INPUT RECORDS —
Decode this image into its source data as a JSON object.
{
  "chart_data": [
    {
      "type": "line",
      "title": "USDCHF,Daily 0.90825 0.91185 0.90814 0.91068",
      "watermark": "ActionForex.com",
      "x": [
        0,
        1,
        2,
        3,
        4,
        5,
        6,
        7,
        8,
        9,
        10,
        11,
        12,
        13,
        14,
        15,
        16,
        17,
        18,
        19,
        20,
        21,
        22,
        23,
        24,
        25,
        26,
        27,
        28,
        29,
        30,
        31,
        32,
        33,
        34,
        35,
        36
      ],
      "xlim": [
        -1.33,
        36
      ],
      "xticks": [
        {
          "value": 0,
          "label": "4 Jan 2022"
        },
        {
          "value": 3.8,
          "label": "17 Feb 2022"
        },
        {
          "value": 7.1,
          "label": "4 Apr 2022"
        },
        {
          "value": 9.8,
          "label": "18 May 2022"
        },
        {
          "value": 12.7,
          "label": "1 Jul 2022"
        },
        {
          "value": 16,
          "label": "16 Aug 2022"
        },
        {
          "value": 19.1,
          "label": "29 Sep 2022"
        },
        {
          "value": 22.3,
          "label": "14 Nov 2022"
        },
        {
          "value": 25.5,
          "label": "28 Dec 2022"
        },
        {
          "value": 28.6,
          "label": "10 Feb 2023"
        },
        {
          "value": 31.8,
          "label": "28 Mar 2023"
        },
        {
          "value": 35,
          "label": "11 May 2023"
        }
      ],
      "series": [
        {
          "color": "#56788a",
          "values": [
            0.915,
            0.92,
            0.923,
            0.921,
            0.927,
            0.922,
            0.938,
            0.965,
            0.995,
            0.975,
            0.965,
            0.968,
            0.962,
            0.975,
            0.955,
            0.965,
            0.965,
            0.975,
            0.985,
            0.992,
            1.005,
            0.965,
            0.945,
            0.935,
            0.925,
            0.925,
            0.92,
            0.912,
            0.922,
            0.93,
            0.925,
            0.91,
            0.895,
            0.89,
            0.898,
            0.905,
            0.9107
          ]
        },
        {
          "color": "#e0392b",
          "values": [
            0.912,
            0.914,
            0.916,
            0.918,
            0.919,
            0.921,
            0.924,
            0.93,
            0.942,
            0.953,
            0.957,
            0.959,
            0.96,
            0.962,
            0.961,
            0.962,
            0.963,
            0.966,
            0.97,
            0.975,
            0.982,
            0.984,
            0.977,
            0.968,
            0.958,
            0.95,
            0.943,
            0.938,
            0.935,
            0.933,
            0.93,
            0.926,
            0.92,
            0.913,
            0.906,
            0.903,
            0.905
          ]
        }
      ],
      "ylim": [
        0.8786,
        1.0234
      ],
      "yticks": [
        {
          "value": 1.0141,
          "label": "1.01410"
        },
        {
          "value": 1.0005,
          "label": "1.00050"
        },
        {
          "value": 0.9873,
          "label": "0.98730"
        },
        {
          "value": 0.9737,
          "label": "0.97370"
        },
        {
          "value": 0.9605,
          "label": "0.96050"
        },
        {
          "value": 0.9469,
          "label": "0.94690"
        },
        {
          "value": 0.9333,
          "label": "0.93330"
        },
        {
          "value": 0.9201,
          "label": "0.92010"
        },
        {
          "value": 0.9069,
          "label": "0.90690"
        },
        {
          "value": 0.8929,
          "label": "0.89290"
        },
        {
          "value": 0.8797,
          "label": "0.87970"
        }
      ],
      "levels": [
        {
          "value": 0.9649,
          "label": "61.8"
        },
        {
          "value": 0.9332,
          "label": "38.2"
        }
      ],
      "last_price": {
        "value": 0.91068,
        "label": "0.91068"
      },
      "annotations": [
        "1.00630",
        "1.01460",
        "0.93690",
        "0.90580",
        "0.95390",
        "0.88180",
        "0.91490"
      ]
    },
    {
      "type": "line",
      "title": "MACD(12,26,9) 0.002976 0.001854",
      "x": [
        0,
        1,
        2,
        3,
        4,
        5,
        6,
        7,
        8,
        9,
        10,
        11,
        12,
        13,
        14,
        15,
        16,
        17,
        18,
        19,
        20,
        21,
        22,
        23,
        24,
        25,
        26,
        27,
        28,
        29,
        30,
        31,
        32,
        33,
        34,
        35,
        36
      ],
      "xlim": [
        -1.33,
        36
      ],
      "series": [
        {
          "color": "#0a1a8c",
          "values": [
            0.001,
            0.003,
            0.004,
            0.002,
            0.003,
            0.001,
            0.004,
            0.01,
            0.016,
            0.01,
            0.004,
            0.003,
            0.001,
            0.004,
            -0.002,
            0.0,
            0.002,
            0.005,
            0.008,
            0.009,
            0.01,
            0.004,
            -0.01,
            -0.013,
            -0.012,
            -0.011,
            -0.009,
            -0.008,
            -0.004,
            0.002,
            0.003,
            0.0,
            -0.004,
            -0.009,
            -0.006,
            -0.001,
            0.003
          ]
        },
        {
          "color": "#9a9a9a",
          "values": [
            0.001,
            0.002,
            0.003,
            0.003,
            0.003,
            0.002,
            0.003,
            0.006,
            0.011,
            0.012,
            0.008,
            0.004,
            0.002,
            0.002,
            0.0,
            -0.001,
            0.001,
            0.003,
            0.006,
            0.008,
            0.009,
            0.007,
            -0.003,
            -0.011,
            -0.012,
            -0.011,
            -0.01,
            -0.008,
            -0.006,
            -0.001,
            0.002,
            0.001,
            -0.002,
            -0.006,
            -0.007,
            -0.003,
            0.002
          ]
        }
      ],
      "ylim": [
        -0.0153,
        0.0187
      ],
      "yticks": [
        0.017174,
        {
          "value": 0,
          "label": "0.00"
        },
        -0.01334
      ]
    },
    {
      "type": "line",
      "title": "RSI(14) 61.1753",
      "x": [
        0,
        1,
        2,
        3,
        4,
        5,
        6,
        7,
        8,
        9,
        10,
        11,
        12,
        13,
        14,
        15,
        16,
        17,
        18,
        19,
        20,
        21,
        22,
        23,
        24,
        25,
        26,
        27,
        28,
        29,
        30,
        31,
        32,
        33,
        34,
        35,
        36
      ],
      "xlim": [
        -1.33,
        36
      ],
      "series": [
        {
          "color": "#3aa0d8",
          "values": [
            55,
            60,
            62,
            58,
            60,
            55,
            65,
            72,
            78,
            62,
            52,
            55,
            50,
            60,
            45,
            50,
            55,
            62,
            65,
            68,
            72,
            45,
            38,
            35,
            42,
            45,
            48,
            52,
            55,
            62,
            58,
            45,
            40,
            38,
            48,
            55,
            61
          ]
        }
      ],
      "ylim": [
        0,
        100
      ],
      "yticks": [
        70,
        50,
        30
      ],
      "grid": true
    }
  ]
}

TASK TO CARRY OUT — Extract every record. Keep wording exact.

PROBLEM SOLUTION —
Decode this image into its source data as a JSON object.
{
  "chart_data": [
    {
      "type": "line",
      "title": "USDCHF,Daily 0.90825 0.91185 0.90814 0.91068",
      "watermark": "ActionForex.com",
      "x": [
        0,
        1,
        2,
        3,
        4,
        5,
        6,
        7,
        8,
        9,
        10,
        11,
        12,
        13,
        14,
        15,
        16,
        17,
        18,
        19,
        20,
        21,
        22,
        23,
        24,
        25,
        26,
        27,
        28,
        29,
        30,
        31,
        32,
        33,
        34,
        35,
        36
      ],
      "xlim": [
        -1.33,
        36
      ],
      "xticks": [
        {
          "value": 0,
          "label": "4 Jan 2022"
        },
        {
          "value": 3.8,
          "label": "17 Feb 2022"
        },
        {
          "value": 7.1,
          "label": "4 Apr 2022"
        },
        {
          "value": 9.8,
          "label": "18 May 2022"
        },
        {
          "value": 12.7,
          "label": "1 Jul 2022"
        },
        {
          "value": 16,
          "label": "16 Aug 2022"
        },
        {
          "value": 19.1,
          "label": "29 Sep 2022"
        },
        {
          "value": 22.3,
          "label": "14 Nov 2022"
        },
        {
          "value": 25.5,
          "label": "28 Dec 2022"
        },
        {
          "value": 28.6,
          "label": "10 Feb 2023"
        },
        {
          "value": 31.8,
          "label": "28 Mar 2023"
        },
        {
          "value": 35,
          "label": "11 May 2023"
        }
      ],
      "series": [
        {
          "color": "#56788a",
          "values": [
            0.915,
            0.92,
            0.923,
            0.921,
            0.927,
            0.922,
            0.938,
            0.965,
            0.995,
            0.975,
            0.965,
            0.968,
            0.962,
            0.975,
            0.955,
            0.965,
            0.965,
            0.975,
            0.985,
            0.992,
            1.005,
            0.965,
            0.945,
            0.935,
            0.925,
            0.925,
            0.92,
            0.912,
            0.922,
            0.93,
            0.925,
            0.91,
            0.895,
            0.89,
            0.898,
            0.905,
            0.9107
          ]
        },
        {
          "color": "#e0392b",
          "values": [
            0.912,
            0.914,
            0.916,
            0.918,
            0.919,
            0.921,
            0.924,
            0.93,
            0.942,
            0.953,
            0.957,
            0.959,
            0.96,
            0.962,
            0.961,
            0.962,
            0.963,
            0.966,
            0.97,
            0.975,
            0.982,
            0.984,
            0.977,
            0.968,
            0.958,
            0.95,
            0.943,
            0.938,
            0.935,
            0.933,
            0.93,
            0.926,
            0.92,
            0.913,
            0.906,
            0.903,
            0.905
          ]
        }
      ],
      "ylim": [
        0.8786,
        1.0234
      ],
      "yticks": [
        {
          "value": 1.0141,
          "label": "1.01410"
        },
        {
          "value": 1.0005,
          "label": "1.00050"
        },
        {
          "value": 0.9873,
          "label": "0.98730"
        },
        {
          "value": 0.9737,
          "label": "0.97370"
        },
        {
          "value": 0.9605,
          "label": "0.96050"
        },
        {
          "value": 0.9469,
          "label": "0.94690"
        },
        {
          "value": 0.9333,
          "label": "0.93330"
        },
        {
          "value": 0.9201,
          "label": "0.92010"
        },
        {
          "value": 0.9069,
          "label": "0.90690"
        },
        {
          "value": 0.8929,
          "label": "0.89290"
        },
        {
          "value": 0.8797,
          "label": "0.87970"
        }
      ],
      "levels": [
        {
          "value": 0.9649,
          "label": "61.8"
        },
        {
          "value": 0.9332,
          "label": "38.2"
        }
      ],
      "last_price": {
        "value": 0.91068,
        "label": "0.91068"
      },
      "annotations": [
        "1.00630",
        "1.01460",
        "0.93690",
        "0.90580",
        "0.95390",
        "0.88180",
        "0.91490"
      ]
    },
    {
      "type": "line",
      "title": "MACD(12,26,9) 0.002976 0.001854",
      "x": [
        0,
        1,
        2,
        3,
        4,
        5,
        6,
        7,
        8,
        9,
        10,
        11,
        12,
        13,
        14,
        15,
        16,
        17,
        18,
        19,
        20,
        21,
        22,
        23,
        24,
        25,
        26,
        27,
        28,
        29,
        30,
        31,
        32,
        33,
        34,
        35,
        36
      ],
      "xlim": [
        -1.33,
        36
      ],
      "series": [
        {
          "color": "#0a1a8c",
          "values": [
            0.001,
            0.003,
            0.004,
            0.002,
            0.003,
            0.001,
            0.004,
            0.01,
            0.016,
            0.01,
            0.004,
            0.003,
            0.001,
            0.004,
            -0.002,
            0.0,
            0.002,
            0.005,
            0.008,
            0.009,
            0.01,
            0.004,
            -0.01,
            -0.013,
            -0.012,
            -0.011,
            -0.009,
            -0.008,
            -0.004,
            0.002,
            0.003,
            0.0,
            -0.004,
            -0.009,
            -0.006,
            -0.001,
            0.003
          ]
        },
        {
          "color": "#9a9a9a",
          "values": [
            0.001,
            0.002,
            0.003,
            0.003,
            0.003,
            0.002,
            0.003,
            0.006,
            0.011,
            0.012,
            0.008,
            0.004,
            0.002,
            0.002,
            0.0,
            -0.001,
            0.001,
            0.003,
            0.006,
            0.008,
            0.009,
            0.007,
            -0.003,
            -0.011,
            -0.012,
            -0.011,
            -0.01,
            -0.008,
            -0.006,
            -0.001,
            0.002,
            0.001,
            -0.002,
            -0.006,
            -0.007,
            -0.003,
            0.002
          ]
        }
      ],
      "ylim": [
        -0.0153,
        0.0187
      ],
      "yticks": [
        0.017174,
        {
          "value": 0,
          "label": "0.00"
        },
        -0.01334
      ]
    },
    {
      "type": "line",
      "title": "RSI(14) 61.1753",
      "x": [
        0,
        1,
        2,
        3,
        4,
        5,
        6,
        7,
        8,
        9,
        10,
        11,
        12,
        13,
        14,
        15,
        16,
        17,
        18,
        19,
        20,
        21,
        22,
        23,
        24,
        25,
        26,
        27,
        28,
        29,
        30,
        31,
        32,
        33,
        34,
        35,
        36
      ],
      "xlim": [
        -1.33,
        36
      ],
      "series": [
        {
          "color": "#3aa0d8",
          "values": [
            55,
            60,
            62,
            58,
            60,
            55,
            65,
            72,
            78,
            62,
            52,
            55,
            50,
            60,
            45,
            50,
            55,
            62,
            65,
            68,
            72,
            45,
            38,
            35,
            42,
            45,
            48,
            52,
            55,
            62,
            58,
            45,
            40,
            38,
            48,
            55,
            61
          ]
        }
      ],
      "ylim": [
        0,
        100
      ],
      "yticks": [
        70,
        50,
        30
      ],
      "grid": true
    }
  ]
}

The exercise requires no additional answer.